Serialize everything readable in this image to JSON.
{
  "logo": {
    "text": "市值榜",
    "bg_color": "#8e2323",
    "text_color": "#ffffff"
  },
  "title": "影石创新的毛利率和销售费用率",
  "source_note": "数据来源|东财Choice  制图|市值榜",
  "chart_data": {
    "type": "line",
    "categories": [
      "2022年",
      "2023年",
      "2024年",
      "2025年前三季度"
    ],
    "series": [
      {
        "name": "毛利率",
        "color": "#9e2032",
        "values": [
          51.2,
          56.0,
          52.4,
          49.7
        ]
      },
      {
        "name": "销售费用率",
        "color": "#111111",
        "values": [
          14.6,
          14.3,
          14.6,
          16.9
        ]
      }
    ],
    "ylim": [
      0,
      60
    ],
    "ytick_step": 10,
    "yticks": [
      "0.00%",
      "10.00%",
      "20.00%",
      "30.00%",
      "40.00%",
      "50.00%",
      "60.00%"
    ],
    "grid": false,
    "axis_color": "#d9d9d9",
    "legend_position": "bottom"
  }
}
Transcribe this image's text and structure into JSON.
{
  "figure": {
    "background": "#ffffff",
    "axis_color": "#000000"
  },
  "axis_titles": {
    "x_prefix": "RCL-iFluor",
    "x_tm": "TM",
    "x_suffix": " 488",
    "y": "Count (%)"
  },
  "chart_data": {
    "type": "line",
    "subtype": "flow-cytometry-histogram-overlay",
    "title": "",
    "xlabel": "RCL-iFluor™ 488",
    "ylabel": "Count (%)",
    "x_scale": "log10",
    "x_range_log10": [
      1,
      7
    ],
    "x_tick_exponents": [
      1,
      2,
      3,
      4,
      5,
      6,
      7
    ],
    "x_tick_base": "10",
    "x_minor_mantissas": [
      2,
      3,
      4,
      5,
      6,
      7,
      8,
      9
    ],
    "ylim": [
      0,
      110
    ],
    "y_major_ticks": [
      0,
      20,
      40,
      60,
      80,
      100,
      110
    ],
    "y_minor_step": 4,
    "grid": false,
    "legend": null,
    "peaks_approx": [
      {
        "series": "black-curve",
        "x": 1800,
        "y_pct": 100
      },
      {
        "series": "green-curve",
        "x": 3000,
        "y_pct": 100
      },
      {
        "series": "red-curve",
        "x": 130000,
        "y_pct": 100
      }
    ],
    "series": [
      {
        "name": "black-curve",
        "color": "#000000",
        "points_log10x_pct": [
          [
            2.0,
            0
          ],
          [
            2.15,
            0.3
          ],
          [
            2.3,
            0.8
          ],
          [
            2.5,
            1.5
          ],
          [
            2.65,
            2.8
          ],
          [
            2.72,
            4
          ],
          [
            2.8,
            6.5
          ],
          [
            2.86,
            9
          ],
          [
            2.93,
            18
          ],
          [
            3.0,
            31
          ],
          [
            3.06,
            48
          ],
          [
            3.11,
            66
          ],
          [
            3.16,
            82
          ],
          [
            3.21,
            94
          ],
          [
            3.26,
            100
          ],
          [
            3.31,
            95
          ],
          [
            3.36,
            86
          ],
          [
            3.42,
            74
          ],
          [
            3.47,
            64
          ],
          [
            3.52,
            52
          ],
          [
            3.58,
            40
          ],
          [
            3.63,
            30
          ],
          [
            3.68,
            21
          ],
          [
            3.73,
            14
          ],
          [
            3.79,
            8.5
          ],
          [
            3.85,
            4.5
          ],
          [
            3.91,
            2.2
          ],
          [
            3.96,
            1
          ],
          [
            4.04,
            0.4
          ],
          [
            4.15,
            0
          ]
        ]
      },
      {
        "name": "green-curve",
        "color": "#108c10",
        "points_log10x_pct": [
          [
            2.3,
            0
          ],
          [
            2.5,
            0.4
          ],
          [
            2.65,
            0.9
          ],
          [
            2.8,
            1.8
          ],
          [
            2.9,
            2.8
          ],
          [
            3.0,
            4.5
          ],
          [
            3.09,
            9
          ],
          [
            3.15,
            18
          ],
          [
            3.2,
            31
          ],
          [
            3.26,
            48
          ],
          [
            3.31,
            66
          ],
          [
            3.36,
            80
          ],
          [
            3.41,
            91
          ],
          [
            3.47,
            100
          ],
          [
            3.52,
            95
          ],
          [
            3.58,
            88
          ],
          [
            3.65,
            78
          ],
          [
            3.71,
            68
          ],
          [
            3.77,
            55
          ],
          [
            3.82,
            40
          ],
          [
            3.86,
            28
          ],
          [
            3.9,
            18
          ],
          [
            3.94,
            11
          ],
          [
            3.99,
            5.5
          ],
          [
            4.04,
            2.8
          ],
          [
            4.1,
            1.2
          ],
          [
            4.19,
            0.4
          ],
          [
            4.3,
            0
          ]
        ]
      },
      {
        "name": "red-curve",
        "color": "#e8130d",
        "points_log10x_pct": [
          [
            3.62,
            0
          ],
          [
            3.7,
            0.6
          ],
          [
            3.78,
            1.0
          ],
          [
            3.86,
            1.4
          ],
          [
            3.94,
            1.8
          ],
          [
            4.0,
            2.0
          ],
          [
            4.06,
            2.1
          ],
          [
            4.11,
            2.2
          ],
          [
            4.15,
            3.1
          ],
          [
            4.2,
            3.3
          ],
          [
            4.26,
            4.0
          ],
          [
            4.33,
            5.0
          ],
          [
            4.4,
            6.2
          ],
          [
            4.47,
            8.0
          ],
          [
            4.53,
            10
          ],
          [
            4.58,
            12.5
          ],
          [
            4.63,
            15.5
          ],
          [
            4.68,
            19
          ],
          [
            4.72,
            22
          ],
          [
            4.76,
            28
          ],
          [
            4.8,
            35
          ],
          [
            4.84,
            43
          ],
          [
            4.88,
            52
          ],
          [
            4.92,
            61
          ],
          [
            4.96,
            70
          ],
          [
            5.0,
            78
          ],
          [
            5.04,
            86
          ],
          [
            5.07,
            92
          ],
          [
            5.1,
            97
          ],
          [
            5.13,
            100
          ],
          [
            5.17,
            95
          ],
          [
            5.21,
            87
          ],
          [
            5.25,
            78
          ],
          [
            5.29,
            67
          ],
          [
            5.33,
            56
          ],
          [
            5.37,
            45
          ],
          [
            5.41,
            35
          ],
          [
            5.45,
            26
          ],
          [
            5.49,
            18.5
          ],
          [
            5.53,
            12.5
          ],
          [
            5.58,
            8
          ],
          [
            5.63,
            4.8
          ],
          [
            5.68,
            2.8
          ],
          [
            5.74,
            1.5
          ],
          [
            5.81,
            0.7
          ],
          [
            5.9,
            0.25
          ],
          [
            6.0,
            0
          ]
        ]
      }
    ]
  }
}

━━━━━━

- Written instruction: Extract the complete listing verbatim.

- Output:
Serialize everything readable in this image to JSON.
{
  "logo": {
    "text": "市值榜",
    "bg_color": "#8e2323",
    "text_color": "#ffffff"
  },
  "title": "影石创新的毛利率和销售费用率",
  "source_note": "数据来源|东财Choice  制图|市值榜",
  "chart_data": {
    "type": "line",
    "categories": [
      "2022年",
      "2023年",
      "2024年",
      "2025年前三季度"
    ],
    "series": [
      {
        "name": "毛利率",
        "color": "#9e2032",
        "values": [
          51.2,
          56.0,
          52.4,
          49.7
        ]
      },
      {
        "name": "销售费用率",
        "color": "#111111",
        "values": [
          14.6,
          14.3,
          14.6,
          16.9
        ]
      }
    ],
    "ylim": [
      0,
      60
    ],
    "ytick_step": 10,
    "yticks": [
      "0.00%",
      "10.00%",
      "20.00%",
      "30.00%",
      "40.00%",
      "50.00%",
      "60.00%"
    ],
    "grid": false,
    "axis_color": "#d9d9d9",
    "legend_position": "bottom"
  }
}
Transcribe this image's text and structure into JSON.
{
  "figure": {
    "background": "#ffffff",
    "axis_color": "#000000"
  },
  "axis_titles": {
    "x_prefix": "RCL-iFluor",
    "x_tm": "TM",
    "x_suffix": " 488",
    "y": "Count (%)"
  },
  "chart_data": {
    "type": "line",
    "subtype": "flow-cytometry-histogram-overlay",
    "title": "",
    "xlabel": "RCL-iFluor™ 488",
    "ylabel": "Count (%)",
    "x_scale": "log10",
    "x_range_log10": [
      1,
      7
    ],
    "x_tick_exponents": [
      1,
      2,
      3,
      4,
      5,
      6,
      7
    ],
    "x_tick_base": "10",
    "x_minor_mantissas": [
      2,
      3,
      4,
      5,
      6,
      7,
      8,
      9
    ],
    "ylim": [
      0,
      110
    ],
    "y_major_ticks": [
      0,
      20,
      40,
      60,
      80,
      100,
      110
    ],
    "y_minor_step": 4,
    "grid": false,
    "legend": null,
    "peaks_approx": [
      {
        "series": "black-curve",
        "x": 1800,
        "y_pct": 100
      },
      {
        "series": "green-curve",
        "x": 3000,
        "y_pct": 100
      },
      {
        "series": "red-curve",
        "x": 130000,
        "y_pct": 100
      }
    ],
    "series": [
      {
        "name": "black-curve",
        "color": "#000000",
        "points_log10x_pct": [
          [
            2.0,
            0
          ],
          [
            2.15,
            0.3
          ],
          [
            2.3,
            0.8
          ],
          [
            2.5,
            1.5
          ],
          [
            2.65,
            2.8
          ],
          [
            2.72,
            4
          ],
          [
            2.8,
            6.5
          ],
          [
            2.86,
            9
          ],
          [
            2.93,
            18
          ],
          [
            3.0,
            31
          ],
          [
            3.06,
            48
          ],
          [
            3.11,
            66
          ],
          [
            3.16,
            82
          ],
          [
            3.21,
            94
          ],
          [
            3.26,
            100
          ],
          [
            3.31,
            95
          ],
          [
            3.36,
            86
          ],
          [
            3.42,
            74
          ],
          [
            3.47,
            64
          ],
          [
            3.52,
            52
          ],
          [
            3.58,
            40
          ],
          [
            3.63,
            30
          ],
          [
            3.68,
            21
          ],
          [
            3.73,
            14
          ],
          [
            3.79,
            8.5
          ],
          [
            3.85,
            4.5
          ],
          [
            3.91,
            2.2
          ],
          [
            3.96,
            1
          ],
          [
            4.04,
            0.4
          ],
          [
            4.15,
            0
          ]
        ]
      },
      {
        "name": "green-curve",
        "color": "#108c10",
        "points_log10x_pct": [
          [
            2.3,
            0
          ],
          [
            2.5,
            0.4
          ],
          [
            2.65,
            0.9
          ],
          [
            2.8,
            1.8
          ],
          [
            2.9,
            2.8
          ],
          [
            3.0,
            4.5
          ],
          [
            3.09,
            9
          ],
          [
            3.15,
            18
          ],
          [
            3.2,
            31
          ],
          [
            3.26,
            48
          ],
          [
            3.31,
            66
          ],
          [
            3.36,
            80
          ],
          [
            3.41,
            91
          ],
          [
            3.47,
            100
          ],
          [
            3.52,
            95
          ],
          [
            3.58,
            88
          ],
          [
            3.65,
            78
          ],
          [
            3.71,
            68
          ],
          [
            3.77,
            55
          ],
          [
            3.82,
            40
          ],
          [
            3.86,
            28
          ],
          [
            3.9,
            18
          ],
          [
            3.94,
            11
          ],
          [
            3.99,
            5.5
          ],
          [
            4.04,
            2.8
          ],
          [
            4.1,
            1.2
          ],
          [
            4.19,
            0.4
          ],
          [
            4.3,
            0
          ]
        ]
      },
      {
        "name": "red-curve",
        "color": "#e8130d",
        "points_log10x_pct": [
          [
            3.62,
            0
          ],
          [
            3.7,
            0.6
          ],
          [
            3.78,
            1.0
          ],
          [
            3.86,
            1.4
          ],
          [
            3.94,
            1.8
          ],
          [
            4.0,
            2.0
          ],
          [
            4.06,
            2.1
          ],
          [
            4.11,
            2.2
          ],
          [
            4.15,
            3.1
          ],
          [
            4.2,
            3.3
          ],
          [
            4.26,
            4.0
          ],
          [
            4.33,
            5.0
          ],
          [
            4.4,
            6.2
          ],
          [
            4.47,
            8.0
          ],
          [
            4.53,
            10
          ],
          [
            4.58,
            12.5
          ],
          [
            4.63,
            15.5
          ],
          [
            4.68,
            19
          ],
          [
            4.72,
            22
          ],
          [
            4.76,
            28
          ],
          [
            4.8,
            35
          ],
          [
            4.84,
            43
          ],
          [
            4.88,
            52
          ],
          [
            4.92,
            61
          ],
          [
            4.96,
            70
          ],
          [
            5.0,
            78
          ],
          [
            5.04,
            86
          ],
          [
            5.07,
            92
          ],
          [
            5.1,
            97
          ],
          [
            5.13,
            100
          ],
          [
            5.17,
            95
          ],
          [
            5.21,
            87
          ],
          [
            5.25,
            78
          ],
          [
            5.29,
            67
          ],
          [
            5.33,
            56
          ],
          [
            5.37,
            45
          ],
          [
            5.41,
            35
          ],
          [
            5.45,
            26
          ],
          [
            5.49,
            18.5
          ],
          [
            5.53,
            12.5
          ],
          [
            5.58,
            8
          ],
          [
            5.63,
            4.8
          ],
          [
            5.68,
            2.8
          ],
          [
            5.74,
            1.5
          ],
          [
            5.81,
            0.7
          ],
          [
            5.9,
            0.25
          ],
          [
            6.0,
            0
          ]
        ]
      }
    ]
  }
}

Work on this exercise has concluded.